Stored data:
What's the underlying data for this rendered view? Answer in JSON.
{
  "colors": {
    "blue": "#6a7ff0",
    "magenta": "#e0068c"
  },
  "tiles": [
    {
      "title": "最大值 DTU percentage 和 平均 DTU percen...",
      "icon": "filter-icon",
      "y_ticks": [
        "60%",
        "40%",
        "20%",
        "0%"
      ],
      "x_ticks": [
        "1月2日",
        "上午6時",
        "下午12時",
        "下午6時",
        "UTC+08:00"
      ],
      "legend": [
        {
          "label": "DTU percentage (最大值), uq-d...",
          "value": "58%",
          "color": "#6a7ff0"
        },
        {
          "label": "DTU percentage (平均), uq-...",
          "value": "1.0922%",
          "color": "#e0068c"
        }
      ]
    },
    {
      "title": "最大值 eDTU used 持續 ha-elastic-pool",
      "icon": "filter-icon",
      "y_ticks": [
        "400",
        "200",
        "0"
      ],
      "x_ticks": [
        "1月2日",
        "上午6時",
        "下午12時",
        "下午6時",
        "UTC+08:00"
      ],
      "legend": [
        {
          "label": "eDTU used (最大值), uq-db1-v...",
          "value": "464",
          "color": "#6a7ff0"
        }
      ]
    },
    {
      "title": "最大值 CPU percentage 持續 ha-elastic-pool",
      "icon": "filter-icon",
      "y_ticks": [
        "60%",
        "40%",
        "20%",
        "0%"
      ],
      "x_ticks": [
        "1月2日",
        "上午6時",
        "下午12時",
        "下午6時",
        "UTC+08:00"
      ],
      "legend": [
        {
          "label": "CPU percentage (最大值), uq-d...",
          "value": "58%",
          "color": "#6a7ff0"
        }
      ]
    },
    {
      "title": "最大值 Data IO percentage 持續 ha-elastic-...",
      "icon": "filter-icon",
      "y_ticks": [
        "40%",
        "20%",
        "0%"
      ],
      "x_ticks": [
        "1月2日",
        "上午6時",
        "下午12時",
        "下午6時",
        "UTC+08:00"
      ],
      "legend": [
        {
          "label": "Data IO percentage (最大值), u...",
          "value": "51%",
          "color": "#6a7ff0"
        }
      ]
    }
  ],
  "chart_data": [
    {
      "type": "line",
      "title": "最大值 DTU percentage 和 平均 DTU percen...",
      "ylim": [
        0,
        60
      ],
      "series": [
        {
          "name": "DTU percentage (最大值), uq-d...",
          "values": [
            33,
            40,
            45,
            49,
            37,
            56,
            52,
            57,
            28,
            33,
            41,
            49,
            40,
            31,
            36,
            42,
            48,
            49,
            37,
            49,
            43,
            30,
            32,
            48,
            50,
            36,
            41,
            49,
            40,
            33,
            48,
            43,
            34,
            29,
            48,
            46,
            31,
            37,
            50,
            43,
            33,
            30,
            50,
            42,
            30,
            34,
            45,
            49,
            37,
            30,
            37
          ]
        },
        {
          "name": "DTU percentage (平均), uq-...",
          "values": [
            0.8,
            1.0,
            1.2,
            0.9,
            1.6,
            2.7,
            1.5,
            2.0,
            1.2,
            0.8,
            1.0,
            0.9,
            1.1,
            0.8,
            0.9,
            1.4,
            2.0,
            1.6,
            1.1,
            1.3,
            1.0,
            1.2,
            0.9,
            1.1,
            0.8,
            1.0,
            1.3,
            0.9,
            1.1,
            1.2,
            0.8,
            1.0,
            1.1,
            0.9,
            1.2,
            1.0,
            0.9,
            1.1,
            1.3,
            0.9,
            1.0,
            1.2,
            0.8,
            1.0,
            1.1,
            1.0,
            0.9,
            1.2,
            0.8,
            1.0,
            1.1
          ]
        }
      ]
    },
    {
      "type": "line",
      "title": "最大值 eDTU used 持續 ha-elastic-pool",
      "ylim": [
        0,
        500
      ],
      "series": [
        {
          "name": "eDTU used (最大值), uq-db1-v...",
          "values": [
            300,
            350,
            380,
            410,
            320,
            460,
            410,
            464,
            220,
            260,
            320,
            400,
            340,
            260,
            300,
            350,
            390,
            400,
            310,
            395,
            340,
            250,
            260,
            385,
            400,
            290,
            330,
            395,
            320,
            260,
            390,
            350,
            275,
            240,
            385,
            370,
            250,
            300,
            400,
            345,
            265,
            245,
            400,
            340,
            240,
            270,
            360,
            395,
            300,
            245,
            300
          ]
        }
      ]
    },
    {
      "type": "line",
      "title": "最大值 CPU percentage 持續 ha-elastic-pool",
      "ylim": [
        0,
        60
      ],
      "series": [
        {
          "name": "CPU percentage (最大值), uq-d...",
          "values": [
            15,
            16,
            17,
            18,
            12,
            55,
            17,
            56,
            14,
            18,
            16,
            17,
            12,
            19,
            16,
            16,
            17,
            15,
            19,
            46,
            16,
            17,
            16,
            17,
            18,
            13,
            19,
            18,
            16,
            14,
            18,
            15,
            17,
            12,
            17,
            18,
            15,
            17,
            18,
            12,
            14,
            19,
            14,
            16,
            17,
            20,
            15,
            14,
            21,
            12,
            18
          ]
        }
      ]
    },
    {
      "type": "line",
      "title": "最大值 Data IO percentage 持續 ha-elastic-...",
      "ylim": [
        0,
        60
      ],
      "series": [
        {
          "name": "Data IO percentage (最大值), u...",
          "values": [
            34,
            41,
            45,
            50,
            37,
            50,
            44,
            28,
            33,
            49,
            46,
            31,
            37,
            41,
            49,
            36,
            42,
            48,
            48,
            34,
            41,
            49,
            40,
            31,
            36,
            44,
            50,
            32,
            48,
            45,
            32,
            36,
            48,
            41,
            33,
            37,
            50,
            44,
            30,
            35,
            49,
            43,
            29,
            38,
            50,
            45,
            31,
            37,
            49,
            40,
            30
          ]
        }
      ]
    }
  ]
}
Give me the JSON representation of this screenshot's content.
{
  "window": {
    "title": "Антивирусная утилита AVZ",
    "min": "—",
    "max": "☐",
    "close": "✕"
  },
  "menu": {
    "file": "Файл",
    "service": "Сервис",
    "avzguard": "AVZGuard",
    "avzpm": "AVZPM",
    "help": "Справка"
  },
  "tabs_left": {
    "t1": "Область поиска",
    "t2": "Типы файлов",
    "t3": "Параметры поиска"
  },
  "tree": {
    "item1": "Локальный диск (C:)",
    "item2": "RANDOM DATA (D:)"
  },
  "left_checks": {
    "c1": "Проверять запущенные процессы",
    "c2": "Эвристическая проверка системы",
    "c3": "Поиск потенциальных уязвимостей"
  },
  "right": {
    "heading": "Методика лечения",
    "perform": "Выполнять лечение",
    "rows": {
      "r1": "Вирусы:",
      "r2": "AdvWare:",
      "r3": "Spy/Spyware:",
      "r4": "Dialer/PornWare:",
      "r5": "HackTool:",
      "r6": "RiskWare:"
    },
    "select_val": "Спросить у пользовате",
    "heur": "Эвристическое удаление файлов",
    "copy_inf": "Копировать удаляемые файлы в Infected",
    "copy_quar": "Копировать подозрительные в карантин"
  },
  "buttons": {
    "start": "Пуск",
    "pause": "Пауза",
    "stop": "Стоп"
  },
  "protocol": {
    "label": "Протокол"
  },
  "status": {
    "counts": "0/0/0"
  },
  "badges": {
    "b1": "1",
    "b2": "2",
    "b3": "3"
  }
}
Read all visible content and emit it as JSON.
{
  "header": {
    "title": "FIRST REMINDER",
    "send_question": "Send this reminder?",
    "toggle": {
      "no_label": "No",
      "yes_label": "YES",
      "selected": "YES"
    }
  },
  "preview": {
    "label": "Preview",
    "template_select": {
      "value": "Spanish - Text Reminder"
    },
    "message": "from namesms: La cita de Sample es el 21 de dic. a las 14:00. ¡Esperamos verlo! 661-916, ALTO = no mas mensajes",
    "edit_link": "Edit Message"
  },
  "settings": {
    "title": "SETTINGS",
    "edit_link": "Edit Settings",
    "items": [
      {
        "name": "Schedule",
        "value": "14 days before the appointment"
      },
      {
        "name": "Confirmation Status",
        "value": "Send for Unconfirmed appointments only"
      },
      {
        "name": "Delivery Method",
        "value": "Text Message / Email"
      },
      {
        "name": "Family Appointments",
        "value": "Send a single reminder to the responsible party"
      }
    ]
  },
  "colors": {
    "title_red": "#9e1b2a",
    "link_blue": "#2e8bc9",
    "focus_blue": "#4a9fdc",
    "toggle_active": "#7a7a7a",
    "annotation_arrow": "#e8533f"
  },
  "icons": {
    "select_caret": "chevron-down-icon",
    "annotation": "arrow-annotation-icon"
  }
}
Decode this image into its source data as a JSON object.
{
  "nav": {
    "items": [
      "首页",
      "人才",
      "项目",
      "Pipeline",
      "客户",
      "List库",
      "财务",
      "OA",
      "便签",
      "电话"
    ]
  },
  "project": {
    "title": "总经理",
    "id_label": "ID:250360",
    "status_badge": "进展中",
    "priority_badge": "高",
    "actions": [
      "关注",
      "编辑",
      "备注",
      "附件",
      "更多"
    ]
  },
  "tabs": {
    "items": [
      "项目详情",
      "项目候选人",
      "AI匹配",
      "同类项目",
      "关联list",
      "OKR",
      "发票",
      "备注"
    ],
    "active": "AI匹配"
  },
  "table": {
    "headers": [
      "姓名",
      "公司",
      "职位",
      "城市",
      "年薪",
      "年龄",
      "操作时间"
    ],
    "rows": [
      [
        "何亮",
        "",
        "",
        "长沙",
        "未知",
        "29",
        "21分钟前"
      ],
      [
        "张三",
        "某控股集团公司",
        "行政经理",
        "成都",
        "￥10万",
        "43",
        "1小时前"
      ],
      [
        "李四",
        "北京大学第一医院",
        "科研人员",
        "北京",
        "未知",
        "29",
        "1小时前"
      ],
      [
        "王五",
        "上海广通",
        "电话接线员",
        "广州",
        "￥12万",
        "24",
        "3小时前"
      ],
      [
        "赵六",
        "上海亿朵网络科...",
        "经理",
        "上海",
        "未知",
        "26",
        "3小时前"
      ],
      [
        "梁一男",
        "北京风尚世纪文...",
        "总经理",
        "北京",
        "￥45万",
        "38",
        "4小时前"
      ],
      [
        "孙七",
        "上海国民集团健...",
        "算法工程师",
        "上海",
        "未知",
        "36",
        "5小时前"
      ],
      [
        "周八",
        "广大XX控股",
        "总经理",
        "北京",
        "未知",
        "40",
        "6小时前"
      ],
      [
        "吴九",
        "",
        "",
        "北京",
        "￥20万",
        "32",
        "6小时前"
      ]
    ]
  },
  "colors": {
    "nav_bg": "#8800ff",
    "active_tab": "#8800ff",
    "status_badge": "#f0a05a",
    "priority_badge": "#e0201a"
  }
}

What is required — Retype nothing except the lines from the line holding "Decode this image" through the last line of the entries, both included.

Response to the exercise —
Decode this image into its source data as a JSON object.
{
  "nav": {
    "items": [
      "首页",
      "人才",
      "项目",
      "Pipeline",
      "客户",
      "List库",
      "财务",
      "OA",
      "便签",
      "电话"
    ]
  },
  "project": {
    "title": "总经理",
    "id_label": "ID:250360",
    "status_badge": "进展中",
    "priority_badge": "高",
    "actions": [
      "关注",
      "编辑",
      "备注",
      "附件",
      "更多"
    ]
  },
  "tabs": {
    "items": [
      "项目详情",
      "项目候选人",
      "AI匹配",
      "同类项目",
      "关联list",
      "OKR",
      "发票",
      "备注"
    ],
    "active": "AI匹配"
  },
  "table": {
    "headers": [
      "姓名",
      "公司",
      "职位",
      "城市",
      "年薪",
      "年龄",
      "操作时间"
    ],
    "rows": [
      [
        "何亮",
        "",
        "",
        "长沙",
        "未知",
        "29",
        "21分钟前"
      ],
      [
        "张三",
        "某控股集团公司",
        "行政经理",
        "成都",
        "￥10万",
        "43",
        "1小时前"
      ],
      [
        "李四",
        "北京大学第一医院",
        "科研人员",
        "北京",
        "未知",
        "29",
        "1小时前"
      ],
      [
        "王五",
        "上海广通",
        "电话接线员",
        "广州",
        "￥12万",
        "24",
        "3小时前"
      ],
      [
        "赵六",
        "上海亿朵网络科...",
        "经理",
        "上海",
        "未知",
        "26",
        "3小时前"
      ],
      [
        "梁一男",
        "北京风尚世纪文...",
        "总经理",
        "北京",
        "￥45万",
        "38",
        "4小时前"
      ],
      [
        "孙七",
        "上海国民集团健...",
        "算法工程师",
        "上海",
        "未知",
        "36",
        "5小时前"
      ],
      [
        "周八",
        "广大XX控股",
        "总经理",
        "北京",
        "未知",
        "40",
        "6小时前"
      ],
      [
        "吴九",
        "",
        "",
        "北京",
        "￥20万",
        "32",
        "6小时前"
      ]
    ]
  },
  "colors": {
    "nav_bg": "#8800ff",
    "active_tab": "#8800ff",
    "status_badge": "#f0a05a",
    "priority_badge": "#e0201a"
  }
}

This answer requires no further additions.